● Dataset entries
::::::::
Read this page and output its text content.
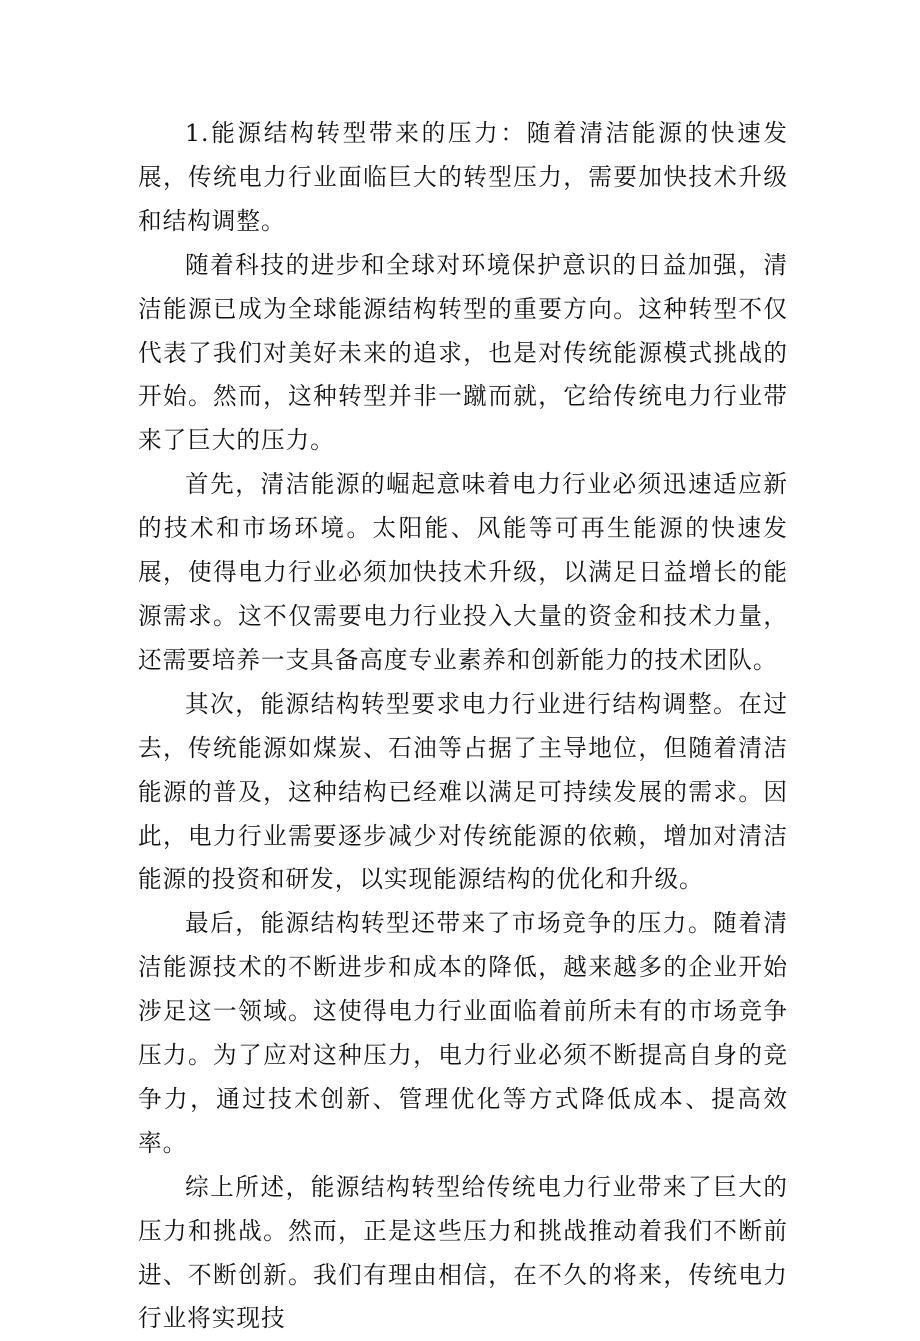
1.能源结构转型带来的压力：随着清洁能源的快速发展，传统电力行业面临巨大的转型压力，需要加快技术升级和结构调整。

随着科技的进步和全球对环境保护意识的日益加强，清洁能源已成为全球能源结构转型的重要方向。这种转型不仅代表了我们对美好未来的追求，也是对传统能源模式挑战的开始。然而，这种转型并非一蹴而就，它给传统电力行业带来了巨大的压力。

首先，清洁能源的崛起意味着电力行业必须迅速适应新的技术和市场环境。太阳能、风能等可再生能源的快速发展，使得电力行业必须加快技术升级，以满足日益增长的能源需求。这不仅需要电力行业投入大量的资金和技术力量，还需要培养一支具备高度专业素养和创新能力的技术团队。

其次，能源结构转型要求电力行业进行结构调整。在过去，传统能源如煤炭、石油等占据了主导地位，但随着清洁能源的普及，这种结构已经难以满足可持续发展的需求。因此，电力行业需要逐步减少对传统能源的依赖，增加对清洁能源的投资和研发，以实现能源结构的优化和升级。

最后，能源结构转型还带来了市场竞争的压力。随着清洁能源技术的不断进步和成本的降低，越来越多的企业开始涉足这一领域。这使得电力行业面临着前所未有的市场竞争压力。为了应对这种压力，电力行业必须不断提高自身的竞争力，通过技术创新、管理优化等方式降低成本、提高效率。

综上所述，能源结构转型给传统电力行业带来了巨大的压力和挑战。然而，正是这些压力和挑战推动着我们不断前进、不断创新。我们有理由相信，在不久的将来，传统电力行业将实现技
::::::::
● AIM
From the entries above, output every line exactly and omit any image.

● TASK SOLUTION
Read this page and output its text content.
1.能源结构转型带来的压力：随着清洁能源的快速发展，传统电力行业面临巨大的转型压力，需要加快技术升级和结构调整。

随着科技的进步和全球对环境保护意识的日益加强，清洁能源已成为全球能源结构转型的重要方向。这种转型不仅代表了我们对美好未来的追求，也是对传统能源模式挑战的开始。然而，这种转型并非一蹴而就，它给传统电力行业带来了巨大的压力。

首先，清洁能源的崛起意味着电力行业必须迅速适应新的技术和市场环境。太阳能、风能等可再生能源的快速发展，使得电力行业必须加快技术升级，以满足日益增长的能源需求。这不仅需要电力行业投入大量的资金和技术力量，还需要培养一支具备高度专业素养和创新能力的技术团队。

其次，能源结构转型要求电力行业进行结构调整。在过去，传统能源如煤炭、石油等占据了主导地位，但随着清洁能源的普及，这种结构已经难以满足可持续发展的需求。因此，电力行业需要逐步减少对传统能源的依赖，增加对清洁能源的投资和研发，以实现能源结构的优化和升级。

最后，能源结构转型还带来了市场竞争的压力。随着清洁能源技术的不断进步和成本的降低，越来越多的企业开始涉足这一领域。这使得电力行业面临着前所未有的市场竞争压力。为了应对这种压力，电力行业必须不断提高自身的竞争力，通过技术创新、管理优化等方式降低成本、提高效率。

综上所述，能源结构转型给传统电力行业带来了巨大的压力和挑战。然而，正是这些压力和挑战推动着我们不断前进、不断创新。我们有理由相信，在不久的将来，传统电力行业将实现技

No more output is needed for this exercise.